__SHORT EXERCISE__
Could you rename every "y-tick-label" to "y-axis-tick" in the items below and give them again with all else unchanged, leaving out the pictures?

::::::::

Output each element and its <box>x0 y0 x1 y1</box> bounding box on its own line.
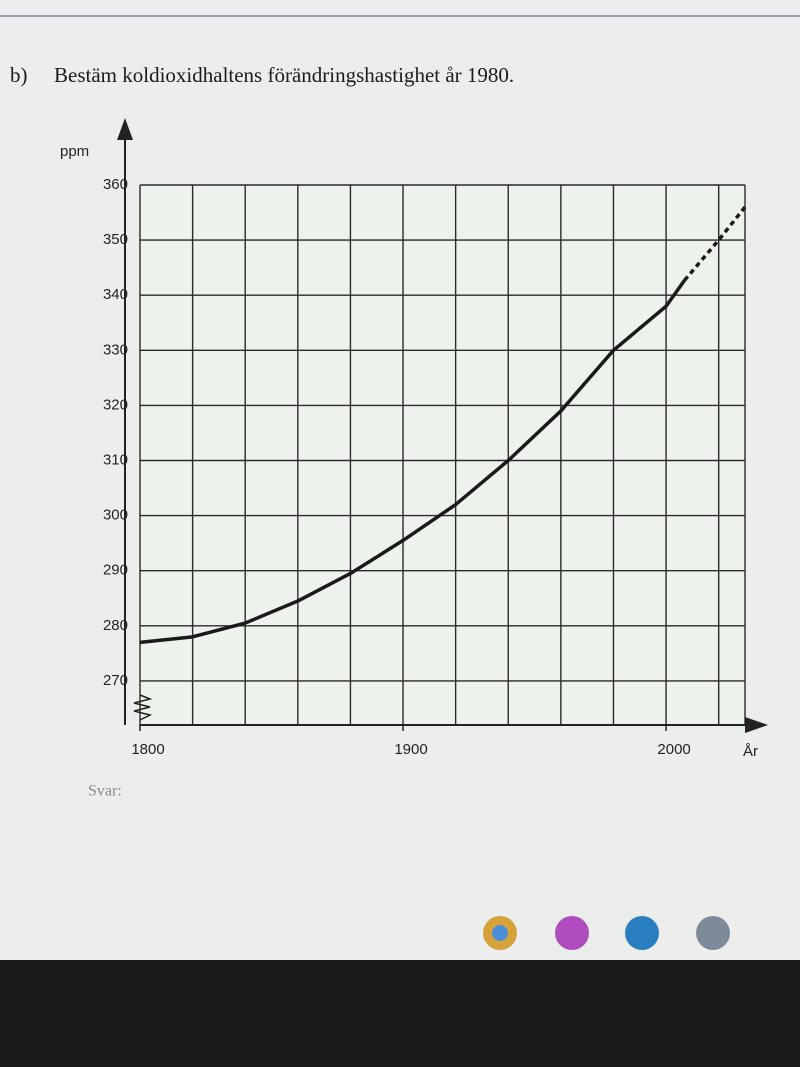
y-axis-arrow <box>117 118 133 140</box>
y-tick-label: 310 <box>103 451 128 468</box>
app-icon[interactable] <box>555 916 589 950</box>
y-tick-label: 350 <box>103 231 128 248</box>
data-line <box>139 279 686 645</box>
y-tick-label: 320 <box>103 396 128 413</box>
y-tick-label: 290 <box>103 562 128 579</box>
browser-icon-center <box>492 925 508 941</box>
x-tick-label: 1800 <box>131 741 164 758</box>
y-axis-label: ppm <box>60 143 89 160</box>
y-tick-label: 270 <box>103 672 128 689</box>
axis-break <box>133 694 153 721</box>
y-tick-label: 360 <box>103 176 128 193</box>
y-tick-label: 330 <box>103 341 128 358</box>
question-label: b) <box>10 63 28 87</box>
question-text: Bestäm koldioxidhaltens förändringshasti… <box>54 63 514 87</box>
y-tick-label: 300 <box>103 507 128 524</box>
x-tick-label: 2000 <box>657 741 690 758</box>
taskbar-icons <box>483 916 730 950</box>
y-tick-label: 340 <box>103 286 128 303</box>
x-axis-arrow <box>745 717 768 733</box>
answer-label: Svar: <box>88 783 122 800</box>
x-axis-label: År <box>743 743 758 760</box>
chart: 270 280 290 300 310 320 330 340 350 360 1800 1900 20… <box>60 118 768 760</box>
plot-area <box>140 185 745 725</box>
files-icon[interactable] <box>625 916 659 950</box>
x-tick-label: 1900 <box>394 741 427 758</box>
settings-icon[interactable] <box>696 916 730 950</box>
laptop-bezel <box>0 960 800 1067</box>
y-tick-label: 280 <box>103 617 128 634</box>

::::::::

__EXERCISE OUTPUT__
Output each element and its <box>x0 y0 x1 y1</box> bounding box on its own line.
y-axis-arrow <box>117 118 133 140</box>
y-axis-tick: 310 <box>103 451 128 468</box>
app-icon[interactable] <box>555 916 589 950</box>
y-axis-tick: 350 <box>103 231 128 248</box>
data-line <box>139 279 686 645</box>
y-axis-tick: 320 <box>103 396 128 413</box>
y-axis-tick: 290 <box>103 562 128 579</box>
browser-icon-center <box>492 925 508 941</box>
x-tick-label: 1800 <box>131 741 164 758</box>
y-axis-label: ppm <box>60 143 89 160</box>
y-axis-tick: 270 <box>103 672 128 689</box>
axis-break <box>133 694 153 721</box>
y-axis-tick: 360 <box>103 176 128 193</box>
y-axis-tick: 330 <box>103 341 128 358</box>
question-label: b) <box>10 63 28 87</box>
question-text: Bestäm koldioxidhaltens förändringshasti… <box>54 63 514 87</box>
y-axis-tick: 300 <box>103 507 128 524</box>
x-tick-label: 2000 <box>657 741 690 758</box>
taskbar-icons <box>483 916 730 950</box>
y-axis-tick: 340 <box>103 286 128 303</box>
x-axis-arrow <box>745 717 768 733</box>
answer-label: Svar: <box>88 783 122 800</box>
x-axis-label: År <box>743 743 758 760</box>
chart: 270 280 290 300 310 320 330 340 350 360 1800 1900 20… <box>60 118 768 760</box>
plot-area <box>140 185 745 725</box>
files-icon[interactable] <box>625 916 659 950</box>
x-tick-label: 1900 <box>394 741 427 758</box>
settings-icon[interactable] <box>696 916 730 950</box>
laptop-bezel <box>0 960 800 1067</box>
y-axis-tick: 280 <box>103 617 128 634</box>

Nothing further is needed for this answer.